- Goal of the exercise -
Convert the lines below into a Markdown table with the columns "Row" and "Line," skipping any blank lines. Leave the pictures out of your answer.

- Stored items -
- - -
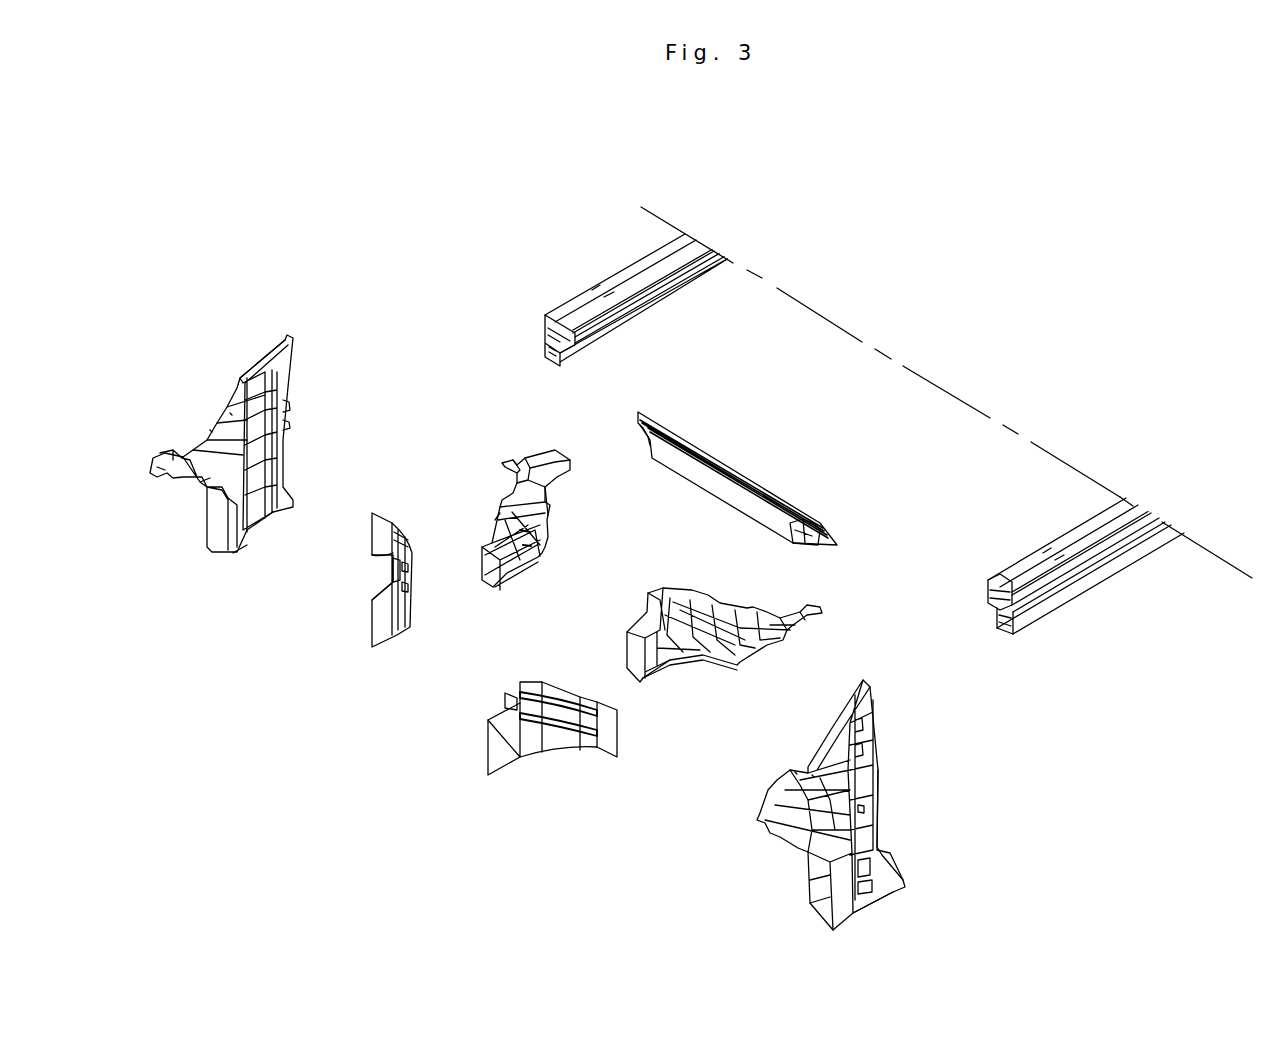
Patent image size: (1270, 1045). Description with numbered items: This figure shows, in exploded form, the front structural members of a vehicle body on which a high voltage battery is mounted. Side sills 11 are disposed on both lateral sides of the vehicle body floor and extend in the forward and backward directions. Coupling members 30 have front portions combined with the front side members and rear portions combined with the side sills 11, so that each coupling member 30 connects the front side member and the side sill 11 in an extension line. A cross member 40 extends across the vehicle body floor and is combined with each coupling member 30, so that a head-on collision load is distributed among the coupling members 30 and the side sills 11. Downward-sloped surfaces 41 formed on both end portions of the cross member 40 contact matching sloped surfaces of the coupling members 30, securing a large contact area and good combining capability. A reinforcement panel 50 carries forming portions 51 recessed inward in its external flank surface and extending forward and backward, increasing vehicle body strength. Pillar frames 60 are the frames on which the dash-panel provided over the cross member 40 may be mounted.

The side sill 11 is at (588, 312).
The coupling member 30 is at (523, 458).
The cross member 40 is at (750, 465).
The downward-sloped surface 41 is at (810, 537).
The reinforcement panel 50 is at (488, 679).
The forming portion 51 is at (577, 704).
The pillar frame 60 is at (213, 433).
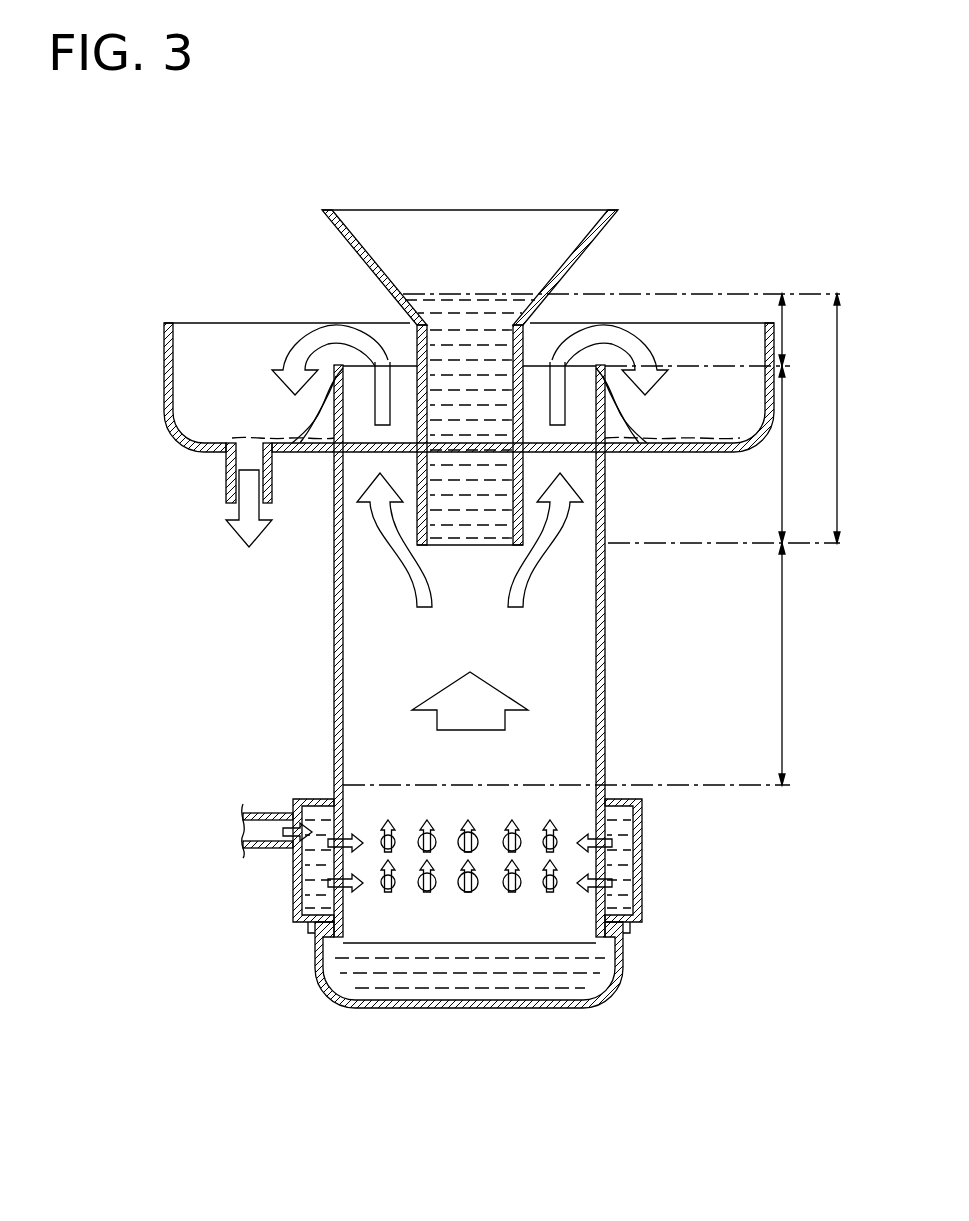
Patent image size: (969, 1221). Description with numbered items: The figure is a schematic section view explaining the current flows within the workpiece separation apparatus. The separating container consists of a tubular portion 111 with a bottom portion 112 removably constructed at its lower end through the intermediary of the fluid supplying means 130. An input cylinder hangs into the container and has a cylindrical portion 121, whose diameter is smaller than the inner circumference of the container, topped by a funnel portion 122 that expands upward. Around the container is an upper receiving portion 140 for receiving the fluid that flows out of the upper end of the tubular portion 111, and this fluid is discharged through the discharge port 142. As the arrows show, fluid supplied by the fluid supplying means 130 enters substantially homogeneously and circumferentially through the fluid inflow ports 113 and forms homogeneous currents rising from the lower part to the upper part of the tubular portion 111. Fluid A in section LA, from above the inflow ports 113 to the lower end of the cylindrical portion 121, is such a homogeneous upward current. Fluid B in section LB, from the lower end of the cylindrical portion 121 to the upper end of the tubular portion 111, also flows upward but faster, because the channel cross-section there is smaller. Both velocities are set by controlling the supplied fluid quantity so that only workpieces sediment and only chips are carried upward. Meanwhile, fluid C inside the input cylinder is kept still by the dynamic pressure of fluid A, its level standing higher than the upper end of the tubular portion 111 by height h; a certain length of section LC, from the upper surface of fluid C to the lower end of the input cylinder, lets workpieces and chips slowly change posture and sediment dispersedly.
- - -
- Written answer -
| Row | Line |
|---|---|
| 1 | Patent image size: (1270, 1045). Description with numbered items: This figure shows, in exploded form, the front structural members of a vehicle body on which a high voltage battery is mounted. Side sills 11 are disposed on both lateral sides of the vehicle body floor and extend in the forward and backward directions. Coupling members 30 have front portions combined with the front side members and rear portions combined with the side sills 11, so that each coupling member 30 connects the front side member and the side sill 11 in an extension line. A cross member 40 extends across the vehicle body floor and is combined with each coupling member 30, so that a head-on collision load is distributed among the coupling members 30 and the side sills 11. Downward-sloped surfaces 41 formed on both end portions of the cross member 40 contact matching sloped surfaces of the coupling members 30, securing a large contact area and good combining capability. A reinforcement panel 50 carries forming portions 51 recessed inward in its external flank surface and extending forward and backward, increasing vehicle body strength. Pillar frames 60 are the frames on which the dash-panel provided over the cross member 40 may be mounted. |
| 2 | The side sill 11 is at (588, 312). |
| 3 | The coupling member 30 is at (523, 458). |
| 4 | The cross member 40 is at (750, 465). |
| 5 | The downward-sloped surface 41 is at (810, 537). |
| 6 | The reinforcement panel 50 is at (488, 679). |
| 7 | The forming portion 51 is at (577, 704). |
| 8 | The pillar frame 60 is at (213, 433). |
| 9 | Patent image size: (969, 1221). Description with numbered items: The figure is a schematic section view explaining the current flows within the workpiece separation apparatus. The separating container consists of a tubular portion 111 with a bottom portion 112 removably constructed at its lower end through the intermediary of the fluid supplying means 130. An input cylinder hangs into the container and has a cylindrical portion 121, whose diameter is smaller than the inner circumference of the container, topped by a funnel portion 122 that expands upward. Around the container is an upper receiving portion 140 for receiving the fluid that flows out of the upper end of the tubular portion 111, and this fluid is discharged through the discharge port 142. As the arrows show, fluid supplied by the fluid supplying means 130 enters substantially homogeneously and circumferentially through the fluid inflow ports 113 and forms homogeneous currents rising from the lower part to the upper part of the tubular portion 111. Fluid A in section LA, from above the inflow ports 113 to the lower end of the cylindrical portion 121, is such a homogeneous upward current. Fluid B in section LB, from the lower end of the cylindrical portion 121 to the upper end of the tubular portion 111, also flows upward but faster, because the channel cross-section there is smaller. Both velocities are set by controlling the supplied fluid quantity so that only workpieces sediment and only chips are carried upward. Meanwhile, fluid C inside the input cylinder is kept still by the dynamic pressure of fluid A, its level standing higher than the upper end of the tubular portion 111 by height h; a certain length of section LC, from the upper surface of fluid C to the lower end of the input cylinder, lets workpieces and chips slowly change posture and sediment dispersedly. |